▸ **PROBLEM TO WORK ON**:
What number of lines contain the word "screenshot"? Reply with the number and nothing else.

▸ **MATERIAL PROVIDED**:
=======
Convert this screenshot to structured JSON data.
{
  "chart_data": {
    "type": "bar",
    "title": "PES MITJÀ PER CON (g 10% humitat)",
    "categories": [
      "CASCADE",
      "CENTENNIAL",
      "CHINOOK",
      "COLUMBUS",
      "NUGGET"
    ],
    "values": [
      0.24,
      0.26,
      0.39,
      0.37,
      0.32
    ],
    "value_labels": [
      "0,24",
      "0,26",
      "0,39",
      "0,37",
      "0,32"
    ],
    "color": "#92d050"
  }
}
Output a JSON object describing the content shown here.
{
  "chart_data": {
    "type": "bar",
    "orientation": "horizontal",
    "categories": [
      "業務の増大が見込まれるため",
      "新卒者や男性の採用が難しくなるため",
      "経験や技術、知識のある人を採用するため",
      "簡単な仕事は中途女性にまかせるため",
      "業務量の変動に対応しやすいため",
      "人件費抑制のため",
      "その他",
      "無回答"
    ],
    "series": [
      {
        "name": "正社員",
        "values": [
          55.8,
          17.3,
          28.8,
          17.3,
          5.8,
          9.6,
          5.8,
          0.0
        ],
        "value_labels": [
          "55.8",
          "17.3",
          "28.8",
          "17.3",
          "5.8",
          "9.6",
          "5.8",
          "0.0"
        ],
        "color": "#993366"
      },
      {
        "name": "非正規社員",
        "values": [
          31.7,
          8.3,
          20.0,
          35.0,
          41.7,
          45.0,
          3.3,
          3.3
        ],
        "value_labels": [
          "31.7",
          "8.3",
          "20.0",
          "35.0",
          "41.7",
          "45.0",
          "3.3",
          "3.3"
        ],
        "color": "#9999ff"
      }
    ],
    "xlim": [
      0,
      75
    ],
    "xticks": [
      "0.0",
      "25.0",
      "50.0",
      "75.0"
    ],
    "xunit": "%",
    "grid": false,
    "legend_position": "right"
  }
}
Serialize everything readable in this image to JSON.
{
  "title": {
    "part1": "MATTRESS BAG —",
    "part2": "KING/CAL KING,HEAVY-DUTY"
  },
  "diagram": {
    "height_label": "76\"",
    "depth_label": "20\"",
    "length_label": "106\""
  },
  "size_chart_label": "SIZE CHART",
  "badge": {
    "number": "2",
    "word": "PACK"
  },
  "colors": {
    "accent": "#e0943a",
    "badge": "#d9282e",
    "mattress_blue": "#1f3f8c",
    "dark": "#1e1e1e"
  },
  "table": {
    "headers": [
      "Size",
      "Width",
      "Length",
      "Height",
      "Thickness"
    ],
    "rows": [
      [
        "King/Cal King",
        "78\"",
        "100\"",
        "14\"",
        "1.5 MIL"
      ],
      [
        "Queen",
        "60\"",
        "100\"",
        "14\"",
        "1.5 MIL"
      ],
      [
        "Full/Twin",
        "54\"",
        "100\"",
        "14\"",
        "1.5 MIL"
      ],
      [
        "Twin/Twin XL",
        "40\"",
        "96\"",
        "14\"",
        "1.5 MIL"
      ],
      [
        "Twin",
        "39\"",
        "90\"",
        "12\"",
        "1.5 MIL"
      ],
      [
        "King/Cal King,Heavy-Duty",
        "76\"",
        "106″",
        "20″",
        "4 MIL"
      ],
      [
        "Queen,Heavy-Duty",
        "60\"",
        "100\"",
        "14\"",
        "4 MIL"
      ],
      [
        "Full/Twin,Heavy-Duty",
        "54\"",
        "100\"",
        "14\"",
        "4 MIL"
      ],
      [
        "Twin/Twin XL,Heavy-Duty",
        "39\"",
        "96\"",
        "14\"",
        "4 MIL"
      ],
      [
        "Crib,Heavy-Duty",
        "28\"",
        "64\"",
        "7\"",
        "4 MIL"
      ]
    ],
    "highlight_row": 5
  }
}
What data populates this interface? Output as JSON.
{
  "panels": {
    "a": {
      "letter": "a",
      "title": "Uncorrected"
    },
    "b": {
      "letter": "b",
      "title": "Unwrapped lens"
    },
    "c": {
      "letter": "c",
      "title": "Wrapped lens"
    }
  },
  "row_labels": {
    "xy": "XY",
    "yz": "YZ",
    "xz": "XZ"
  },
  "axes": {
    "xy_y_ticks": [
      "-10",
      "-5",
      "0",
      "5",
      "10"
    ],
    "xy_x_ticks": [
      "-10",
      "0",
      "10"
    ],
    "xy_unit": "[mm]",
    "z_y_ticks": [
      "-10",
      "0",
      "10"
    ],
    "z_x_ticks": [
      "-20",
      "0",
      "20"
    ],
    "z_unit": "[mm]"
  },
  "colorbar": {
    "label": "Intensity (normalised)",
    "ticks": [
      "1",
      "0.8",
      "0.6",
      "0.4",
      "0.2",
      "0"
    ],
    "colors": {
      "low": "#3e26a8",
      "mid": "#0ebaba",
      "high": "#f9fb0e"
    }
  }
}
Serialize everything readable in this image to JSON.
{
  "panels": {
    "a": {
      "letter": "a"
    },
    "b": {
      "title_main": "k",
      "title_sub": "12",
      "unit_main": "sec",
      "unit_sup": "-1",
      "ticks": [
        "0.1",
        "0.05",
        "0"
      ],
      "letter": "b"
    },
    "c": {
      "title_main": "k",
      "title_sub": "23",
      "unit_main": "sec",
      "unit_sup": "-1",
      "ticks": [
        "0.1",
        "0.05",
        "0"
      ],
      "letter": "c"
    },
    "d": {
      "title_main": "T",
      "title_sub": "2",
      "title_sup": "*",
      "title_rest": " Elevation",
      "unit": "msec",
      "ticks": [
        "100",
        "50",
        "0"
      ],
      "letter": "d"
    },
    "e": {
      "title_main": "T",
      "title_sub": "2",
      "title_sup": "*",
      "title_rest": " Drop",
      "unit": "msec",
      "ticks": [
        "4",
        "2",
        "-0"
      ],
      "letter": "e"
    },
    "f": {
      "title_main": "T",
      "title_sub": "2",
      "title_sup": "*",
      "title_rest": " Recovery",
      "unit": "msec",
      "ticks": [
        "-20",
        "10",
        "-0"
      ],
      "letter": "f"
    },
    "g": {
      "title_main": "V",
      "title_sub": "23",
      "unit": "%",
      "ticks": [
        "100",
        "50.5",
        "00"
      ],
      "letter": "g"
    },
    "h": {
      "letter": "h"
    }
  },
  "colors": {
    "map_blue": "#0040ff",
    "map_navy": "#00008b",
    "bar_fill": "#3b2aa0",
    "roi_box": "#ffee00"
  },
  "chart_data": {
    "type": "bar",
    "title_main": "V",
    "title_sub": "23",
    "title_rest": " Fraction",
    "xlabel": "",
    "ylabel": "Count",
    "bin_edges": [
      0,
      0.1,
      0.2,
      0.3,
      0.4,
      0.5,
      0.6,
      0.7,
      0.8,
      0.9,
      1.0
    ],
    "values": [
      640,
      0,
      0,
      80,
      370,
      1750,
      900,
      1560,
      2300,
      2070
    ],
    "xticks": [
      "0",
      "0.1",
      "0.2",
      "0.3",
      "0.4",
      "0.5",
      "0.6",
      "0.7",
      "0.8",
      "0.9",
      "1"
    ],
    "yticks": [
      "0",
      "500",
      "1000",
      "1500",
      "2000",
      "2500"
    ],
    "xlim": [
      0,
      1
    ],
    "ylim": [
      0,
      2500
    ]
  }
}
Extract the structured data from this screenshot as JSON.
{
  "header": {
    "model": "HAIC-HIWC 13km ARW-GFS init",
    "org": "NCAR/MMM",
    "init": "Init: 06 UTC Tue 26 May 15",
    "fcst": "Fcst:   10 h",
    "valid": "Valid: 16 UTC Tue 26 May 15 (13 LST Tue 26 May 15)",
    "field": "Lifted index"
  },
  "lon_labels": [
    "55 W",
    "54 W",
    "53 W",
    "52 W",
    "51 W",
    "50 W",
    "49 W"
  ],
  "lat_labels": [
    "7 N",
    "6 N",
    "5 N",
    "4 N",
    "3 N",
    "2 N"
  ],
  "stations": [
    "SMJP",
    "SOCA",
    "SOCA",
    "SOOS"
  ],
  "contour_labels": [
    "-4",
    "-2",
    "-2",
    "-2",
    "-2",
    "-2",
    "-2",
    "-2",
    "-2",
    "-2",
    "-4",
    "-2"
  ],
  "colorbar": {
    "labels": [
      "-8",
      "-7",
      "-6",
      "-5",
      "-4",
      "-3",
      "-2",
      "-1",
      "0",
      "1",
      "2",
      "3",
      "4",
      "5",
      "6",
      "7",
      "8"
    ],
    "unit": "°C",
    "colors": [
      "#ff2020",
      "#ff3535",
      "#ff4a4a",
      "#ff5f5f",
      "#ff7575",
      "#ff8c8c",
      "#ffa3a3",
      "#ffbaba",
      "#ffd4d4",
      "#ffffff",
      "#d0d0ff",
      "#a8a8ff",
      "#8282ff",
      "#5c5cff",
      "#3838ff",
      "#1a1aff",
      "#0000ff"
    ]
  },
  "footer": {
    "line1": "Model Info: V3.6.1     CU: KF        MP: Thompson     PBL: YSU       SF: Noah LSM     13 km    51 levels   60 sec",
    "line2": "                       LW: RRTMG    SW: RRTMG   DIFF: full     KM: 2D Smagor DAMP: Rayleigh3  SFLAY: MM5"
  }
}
=======
▸ **EXPECTED ANSWER**:
2